>>>>

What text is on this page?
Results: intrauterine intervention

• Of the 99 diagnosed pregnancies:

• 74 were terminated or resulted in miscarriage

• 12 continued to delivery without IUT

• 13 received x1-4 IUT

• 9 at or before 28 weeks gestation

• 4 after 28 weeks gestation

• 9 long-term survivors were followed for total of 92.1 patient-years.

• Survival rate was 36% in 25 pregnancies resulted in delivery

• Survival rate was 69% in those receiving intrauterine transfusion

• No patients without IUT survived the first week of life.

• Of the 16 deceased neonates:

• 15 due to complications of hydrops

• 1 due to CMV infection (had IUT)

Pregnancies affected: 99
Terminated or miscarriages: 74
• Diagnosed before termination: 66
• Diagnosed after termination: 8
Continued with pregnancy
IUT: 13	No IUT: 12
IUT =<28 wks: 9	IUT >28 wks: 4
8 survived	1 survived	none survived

<<<<
>>>>

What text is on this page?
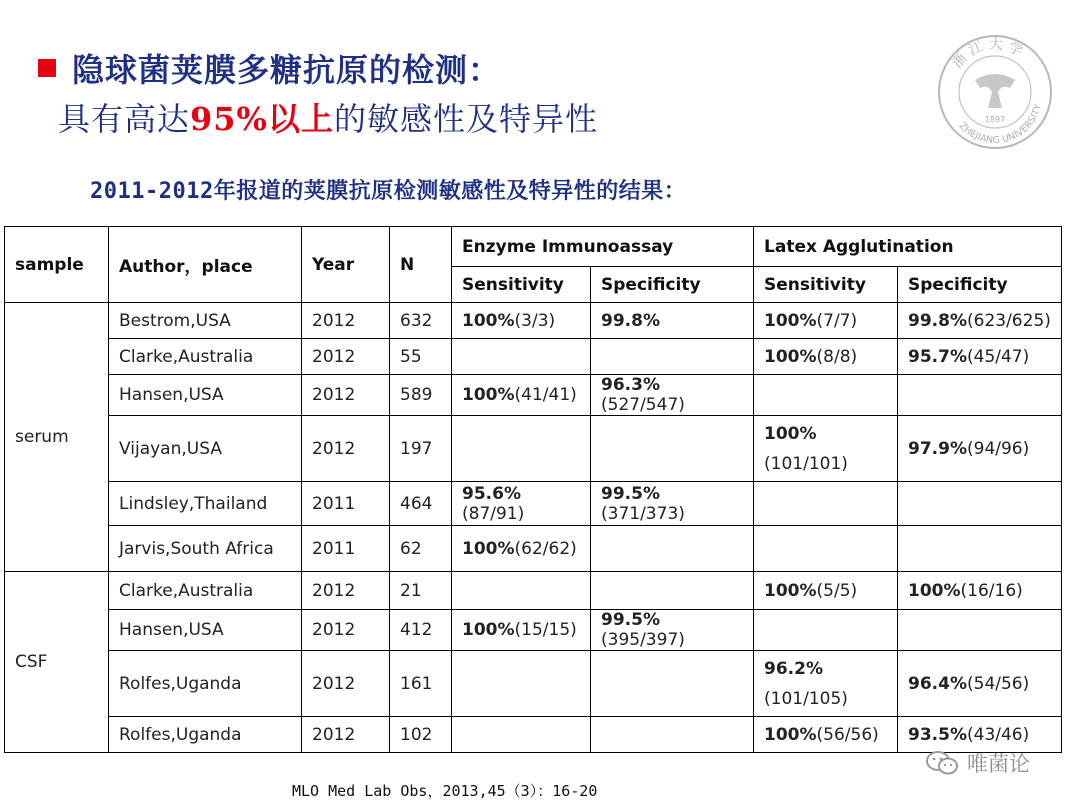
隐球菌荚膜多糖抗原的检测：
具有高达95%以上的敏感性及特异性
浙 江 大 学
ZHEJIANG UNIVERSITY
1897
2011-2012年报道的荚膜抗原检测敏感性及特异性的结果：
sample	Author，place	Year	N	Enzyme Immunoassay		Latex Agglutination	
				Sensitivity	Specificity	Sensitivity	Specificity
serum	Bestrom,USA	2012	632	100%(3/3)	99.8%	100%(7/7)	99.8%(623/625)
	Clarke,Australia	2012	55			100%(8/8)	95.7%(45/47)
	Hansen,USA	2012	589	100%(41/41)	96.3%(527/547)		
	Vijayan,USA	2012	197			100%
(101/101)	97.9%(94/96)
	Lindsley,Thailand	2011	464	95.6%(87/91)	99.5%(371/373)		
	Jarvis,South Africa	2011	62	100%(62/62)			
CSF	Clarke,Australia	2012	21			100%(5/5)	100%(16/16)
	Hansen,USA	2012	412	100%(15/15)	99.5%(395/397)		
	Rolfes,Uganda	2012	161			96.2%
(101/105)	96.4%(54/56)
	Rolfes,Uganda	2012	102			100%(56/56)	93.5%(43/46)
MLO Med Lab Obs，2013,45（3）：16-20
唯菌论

<<<<

EXERCISE REQUIREMENTS: Only the lines that contain the string "survived" are to be copied from the records.

OUTPUT:
• No patients without IUT survived the first week of life.
8 survived	1 survived	none survived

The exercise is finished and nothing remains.